▸ **Goal**
Could you reproduce each of the rows below character for character, omitting the pictures from your answer?
Start Provided data
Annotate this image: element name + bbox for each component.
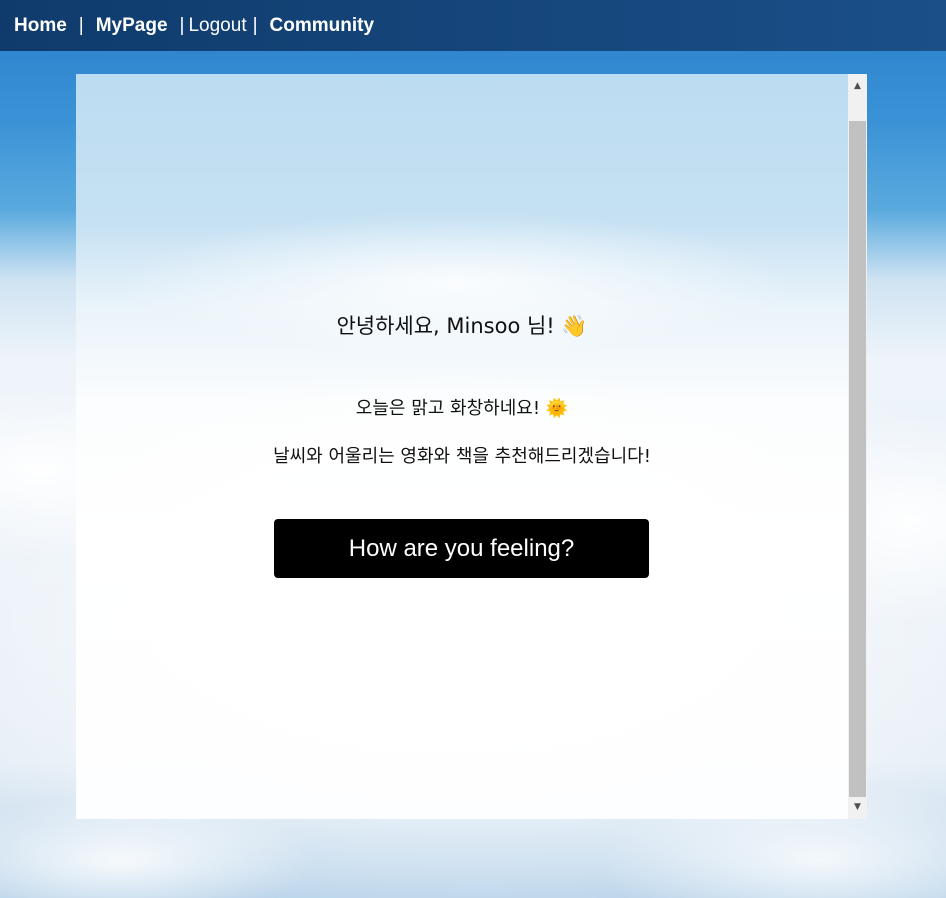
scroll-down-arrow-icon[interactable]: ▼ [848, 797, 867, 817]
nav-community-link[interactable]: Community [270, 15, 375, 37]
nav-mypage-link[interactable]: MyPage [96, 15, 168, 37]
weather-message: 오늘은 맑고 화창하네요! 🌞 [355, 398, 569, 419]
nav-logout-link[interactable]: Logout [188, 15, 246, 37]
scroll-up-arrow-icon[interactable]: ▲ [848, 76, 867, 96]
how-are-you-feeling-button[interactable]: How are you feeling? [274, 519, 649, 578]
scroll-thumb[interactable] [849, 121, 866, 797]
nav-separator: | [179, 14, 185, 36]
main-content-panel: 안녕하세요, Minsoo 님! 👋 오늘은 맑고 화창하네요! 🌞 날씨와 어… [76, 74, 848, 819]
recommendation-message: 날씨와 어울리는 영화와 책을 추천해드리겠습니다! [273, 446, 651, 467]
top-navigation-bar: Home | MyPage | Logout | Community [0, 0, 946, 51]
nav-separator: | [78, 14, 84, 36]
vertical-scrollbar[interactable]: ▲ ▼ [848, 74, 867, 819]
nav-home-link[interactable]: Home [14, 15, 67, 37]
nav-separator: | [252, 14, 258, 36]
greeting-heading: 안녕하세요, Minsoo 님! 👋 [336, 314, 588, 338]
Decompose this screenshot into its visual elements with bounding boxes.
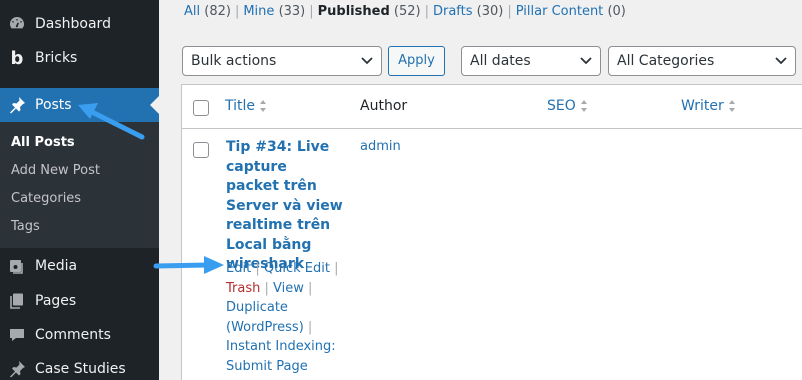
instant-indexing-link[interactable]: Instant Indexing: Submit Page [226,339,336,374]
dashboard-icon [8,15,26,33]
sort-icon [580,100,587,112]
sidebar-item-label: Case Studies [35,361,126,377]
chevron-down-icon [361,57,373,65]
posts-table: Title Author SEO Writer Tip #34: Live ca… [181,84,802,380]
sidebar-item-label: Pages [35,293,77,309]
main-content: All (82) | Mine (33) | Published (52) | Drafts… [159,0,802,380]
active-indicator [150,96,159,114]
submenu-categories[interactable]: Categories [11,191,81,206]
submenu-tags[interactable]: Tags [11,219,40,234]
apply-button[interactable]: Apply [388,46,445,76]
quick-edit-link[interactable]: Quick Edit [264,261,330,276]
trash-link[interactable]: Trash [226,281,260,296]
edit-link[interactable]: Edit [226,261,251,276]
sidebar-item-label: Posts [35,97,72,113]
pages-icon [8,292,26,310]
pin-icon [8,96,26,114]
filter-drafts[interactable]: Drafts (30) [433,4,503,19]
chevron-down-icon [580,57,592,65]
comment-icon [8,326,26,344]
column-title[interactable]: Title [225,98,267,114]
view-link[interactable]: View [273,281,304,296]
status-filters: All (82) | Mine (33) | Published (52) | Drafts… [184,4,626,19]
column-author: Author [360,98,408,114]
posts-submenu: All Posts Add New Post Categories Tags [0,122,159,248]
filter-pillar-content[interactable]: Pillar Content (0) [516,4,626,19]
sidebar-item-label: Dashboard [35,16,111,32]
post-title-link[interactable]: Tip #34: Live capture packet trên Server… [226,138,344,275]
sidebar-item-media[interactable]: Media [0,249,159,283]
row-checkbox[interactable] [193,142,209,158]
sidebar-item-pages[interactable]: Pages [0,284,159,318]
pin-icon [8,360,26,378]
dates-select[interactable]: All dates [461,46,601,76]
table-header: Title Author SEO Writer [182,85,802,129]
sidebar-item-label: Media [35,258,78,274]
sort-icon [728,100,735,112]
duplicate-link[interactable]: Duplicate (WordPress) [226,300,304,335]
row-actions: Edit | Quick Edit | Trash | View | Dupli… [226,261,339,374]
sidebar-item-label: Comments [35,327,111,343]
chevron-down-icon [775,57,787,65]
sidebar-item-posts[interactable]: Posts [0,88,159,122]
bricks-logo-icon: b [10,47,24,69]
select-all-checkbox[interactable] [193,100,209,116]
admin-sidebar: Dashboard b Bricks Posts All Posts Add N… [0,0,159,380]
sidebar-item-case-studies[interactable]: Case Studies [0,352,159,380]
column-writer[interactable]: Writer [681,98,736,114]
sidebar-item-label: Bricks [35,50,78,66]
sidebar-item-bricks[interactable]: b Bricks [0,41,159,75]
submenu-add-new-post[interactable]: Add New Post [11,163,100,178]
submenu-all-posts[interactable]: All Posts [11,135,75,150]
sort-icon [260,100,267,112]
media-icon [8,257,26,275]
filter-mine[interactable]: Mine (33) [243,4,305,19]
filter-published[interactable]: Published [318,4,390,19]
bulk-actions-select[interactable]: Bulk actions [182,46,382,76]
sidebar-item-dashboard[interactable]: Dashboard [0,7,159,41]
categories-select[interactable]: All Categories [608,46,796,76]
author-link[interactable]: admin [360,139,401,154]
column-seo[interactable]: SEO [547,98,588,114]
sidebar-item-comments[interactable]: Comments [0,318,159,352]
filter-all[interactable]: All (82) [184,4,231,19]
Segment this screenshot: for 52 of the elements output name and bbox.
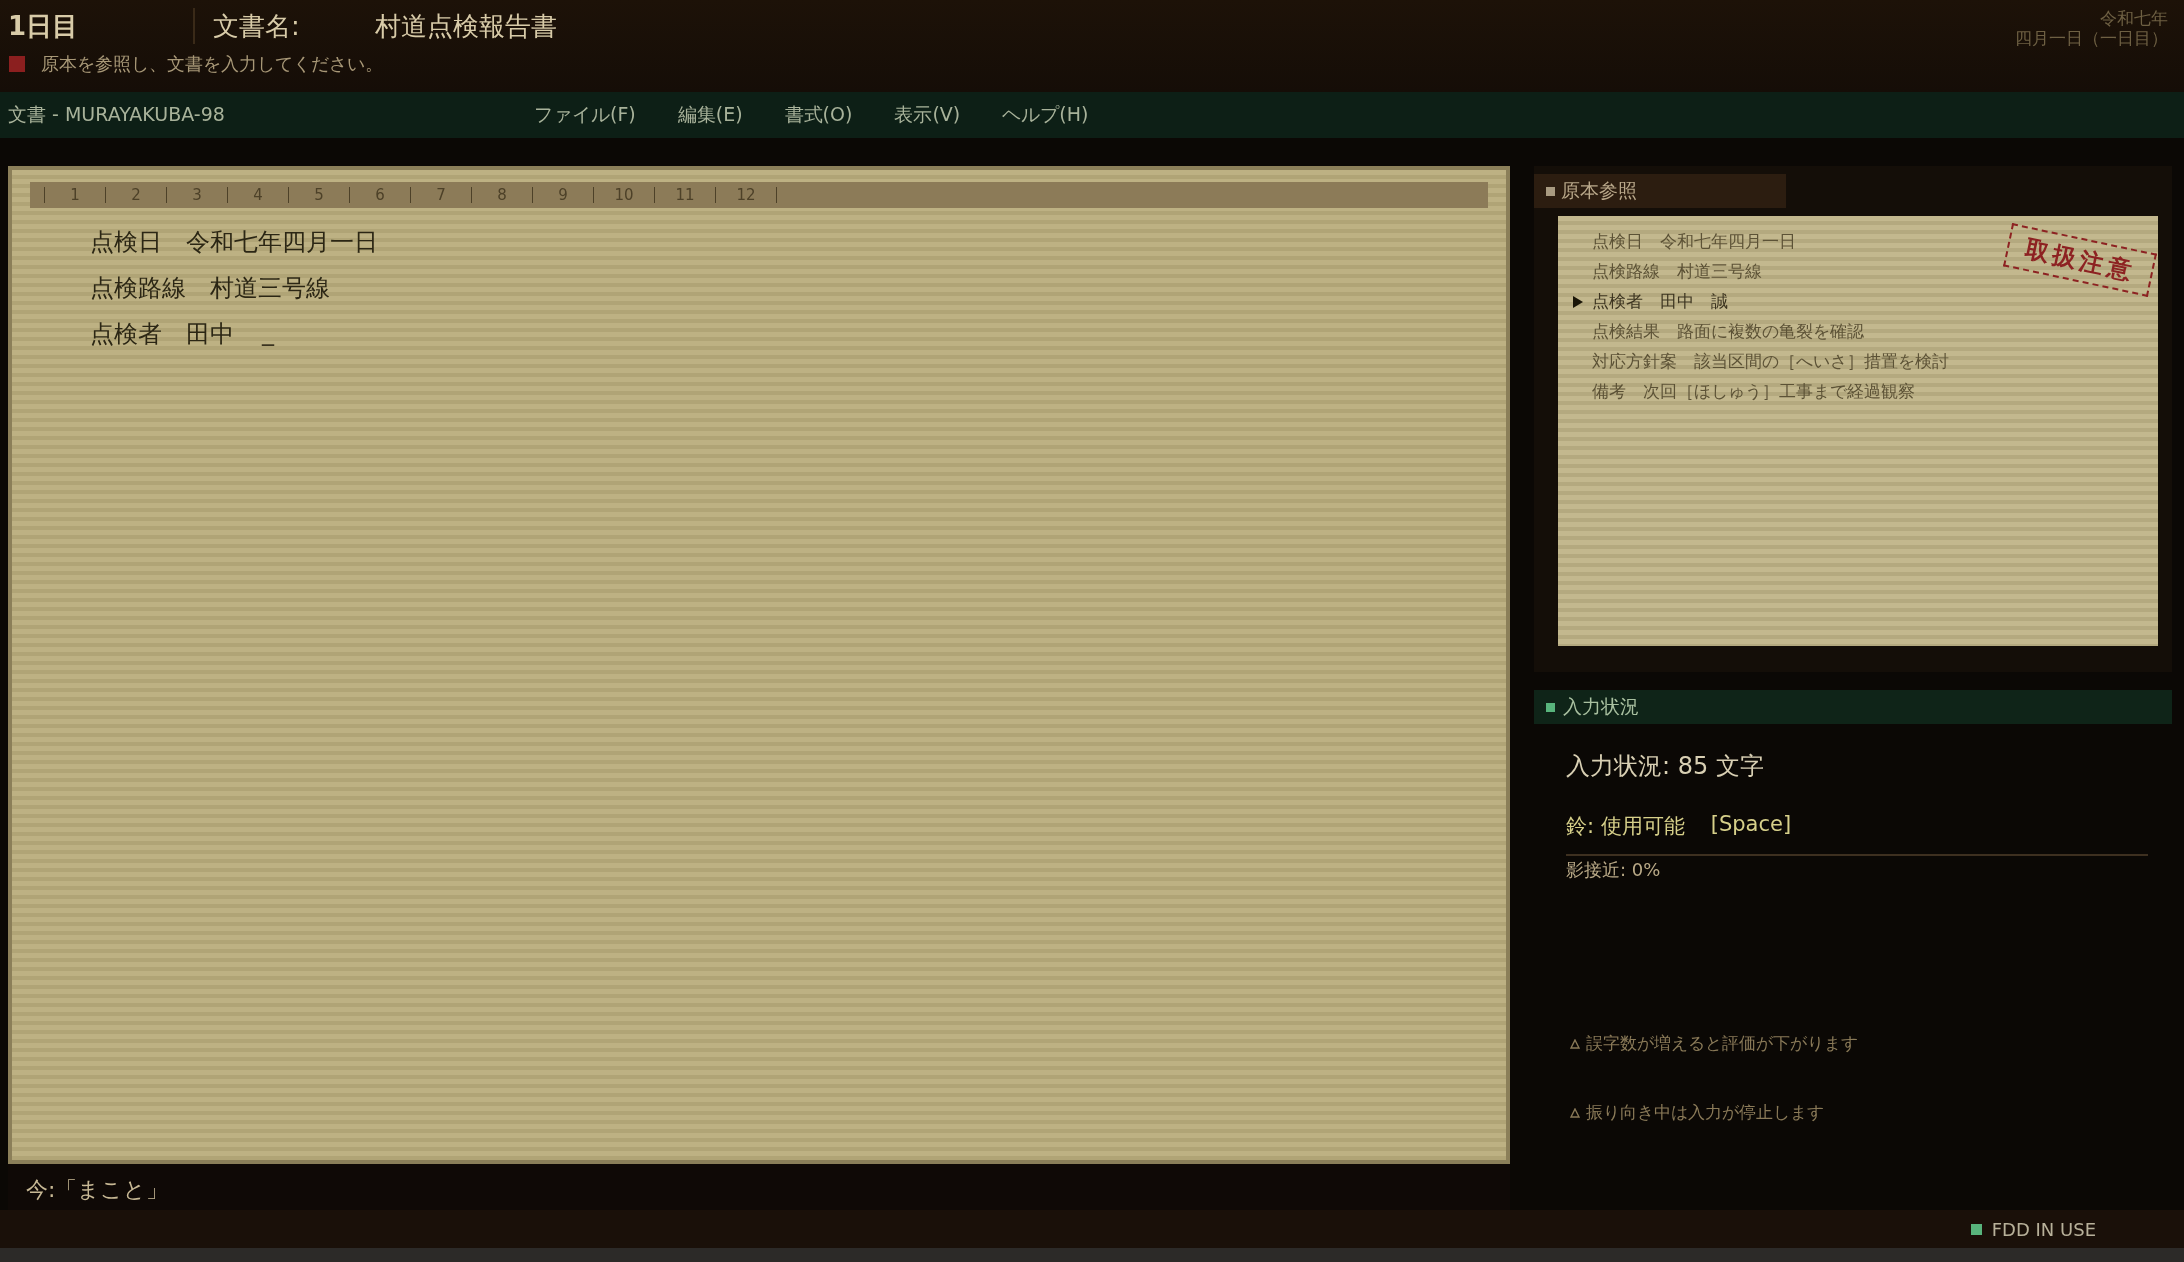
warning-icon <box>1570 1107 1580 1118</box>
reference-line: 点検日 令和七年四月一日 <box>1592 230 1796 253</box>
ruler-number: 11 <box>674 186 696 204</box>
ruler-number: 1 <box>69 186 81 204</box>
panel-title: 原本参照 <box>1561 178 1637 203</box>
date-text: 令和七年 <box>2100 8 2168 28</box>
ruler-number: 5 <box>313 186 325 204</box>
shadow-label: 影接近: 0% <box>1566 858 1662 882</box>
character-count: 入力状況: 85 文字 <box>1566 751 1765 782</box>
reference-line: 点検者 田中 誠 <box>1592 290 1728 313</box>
End Provided data
▸ **Correct response**
Annotate this image: element name + bbox for each component.
scroll-down-arrow-icon[interactable]: ▼ [848, 797, 867, 817]
nav-community-link[interactable]: Community [270, 15, 375, 37]
nav-mypage-link[interactable]: MyPage [96, 15, 168, 37]
weather-message: 오늘은 맑고 화창하네요! 🌞 [355, 398, 569, 419]
nav-logout-link[interactable]: Logout [188, 15, 246, 37]
scroll-up-arrow-icon[interactable]: ▲ [848, 76, 867, 96]
how-are-you-feeling-button[interactable]: How are you feeling? [274, 519, 649, 578]
scroll-thumb[interactable] [849, 121, 866, 797]
nav-separator: | [179, 14, 185, 36]
main-content-panel: 안녕하세요, Minsoo 님! 👋 오늘은 맑고 화창하네요! 🌞 날씨와 어… [76, 74, 848, 819]
recommendation-message: 날씨와 어울리는 영화와 책을 추천해드리겠습니다! [273, 446, 651, 467]
top-navigation-bar: Home | MyPage | Logout | Community [0, 0, 946, 51]
nav-separator: | [78, 14, 84, 36]
vertical-scrollbar[interactable]: ▲ ▼ [848, 74, 867, 819]
nav-home-link[interactable]: Home [14, 15, 67, 37]
nav-separator: | [252, 14, 258, 36]
greeting-heading: 안녕하세요, Minsoo 님! 👋 [336, 314, 588, 338]
Decompose this screenshot into its visual elements with bounding boxes.
instant-indexing-link[interactable]: Instant Indexing: Submit Page [226,339,336,374]
dashboard-icon [8,15,26,33]
sort-icon [580,100,587,112]
sidebar-item-label: Case Studies [35,361,126,377]
chevron-down-icon [361,57,373,65]
posts-table: Title Author SEO Writer Tip #34: Live ca… [181,84,802,380]
sidebar-item-label: Pages [35,293,77,309]
main-content: All (82) | Mine (33) | Published (52) | Drafts… [159,0,802,380]
active-indicator [150,96,159,114]
submenu-categories[interactable]: Categories [11,191,81,206]
submenu-tags[interactable]: Tags [11,219,40,234]
apply-button[interactable]: Apply [388,46,445,76]
quick-edit-link[interactable]: Quick Edit [264,261,330,276]
trash-link[interactable]: Trash [226,281,260,296]
edit-link[interactable]: Edit [226,261,251,276]
sidebar-item-label: Posts [35,97,72,113]
pages-icon [8,292,26,310]
pin-icon [8,96,26,114]
filter-drafts[interactable]: Drafts (30) [433,4,503,19]
chevron-down-icon [580,57,592,65]
comment-icon [8,326,26,344]
column-title[interactable]: Title [225,98,267,114]
view-link[interactable]: View [273,281,304,296]
status-filters: All (82) | Mine (33) | Published (52) | Drafts… [184,4,626,19]
column-author: Author [360,98,408,114]
posts-submenu: All Posts Add New Post Categories Tags [0,122,159,248]
filter-pillar-content[interactable]: Pillar Content (0) [516,4,626,19]
sidebar-item-label: Dashboard [35,16,111,32]
post-title-link[interactable]: Tip #34: Live capture packet trên Server… [226,138,344,275]
sidebar-item-media[interactable]: Media [0,249,159,283]
row-checkbox[interactable] [193,142,209,158]
sidebar-item-pages[interactable]: Pages [0,284,159,318]
pin-icon [8,360,26,378]
dates-select[interactable]: All dates [461,46,601,76]
table-header: Title Author SEO Writer [182,85,802,129]
sidebar-item-label: Media [35,258,78,274]
sort-icon [728,100,735,112]
duplicate-link[interactable]: Duplicate (WordPress) [226,300,304,335]
row-actions: Edit | Quick Edit | Trash | View | Dupli… [226,261,339,374]
sidebar-item-label: Comments [35,327,111,343]
chevron-down-icon [775,57,787,65]
sidebar-item-posts[interactable]: Posts [0,88,159,122]
bricks-logo-icon: b [10,47,24,69]
select-all-checkbox[interactable] [193,100,209,116]
admin-sidebar: Dashboard b Bricks Posts All Posts Add N… [0,0,159,380]
sidebar-item-case-studies[interactable]: Case Studies [0,352,159,380]
column-writer[interactable]: Writer [681,98,736,114]
sidebar-item-label: Bricks [35,50,78,66]
sidebar-item-bricks[interactable]: b Bricks [0,41,159,75]
submenu-add-new-post[interactable]: Add New Post [11,163,100,178]
submenu-all-posts[interactable]: All Posts [11,135,75,150]
sort-icon [260,100,267,112]
media-icon [8,257,26,275]
filter-mine[interactable]: Mine (33) [243,4,305,19]
filter-published[interactable]: Published [318,4,390,19]
bulk-actions-select[interactable]: Bulk actions [182,46,382,76]
sidebar-item-dashboard[interactable]: Dashboard [0,7,159,41]
categories-select[interactable]: All Categories [608,46,796,76]
author-link[interactable]: admin [360,139,401,154]
column-seo[interactable]: SEO [547,98,588,114]
sidebar-item-comments[interactable]: Comments [0,318,159,352]
filter-all[interactable]: All (82) [184,4,231,19]
Segment this screenshot: for 52 of the elements output name and bbox.
warning-icon <box>1570 1107 1580 1118</box>
reference-line: 点検日 令和七年四月一日 <box>1592 230 1796 253</box>
ruler-number: 11 <box>674 186 696 204</box>
ruler-number: 1 <box>69 186 81 204</box>
panel-title: 原本参照 <box>1561 178 1637 203</box>
date-text: 令和七年 <box>2100 8 2168 28</box>
ruler-number: 5 <box>313 186 325 204</box>
shadow-label: 影接近: 0% <box>1566 858 1662 882</box>
character-count: 入力状況: 85 文字 <box>1566 751 1765 782</box>
reference-line: 点検者 田中 誠 <box>1592 290 1728 313</box>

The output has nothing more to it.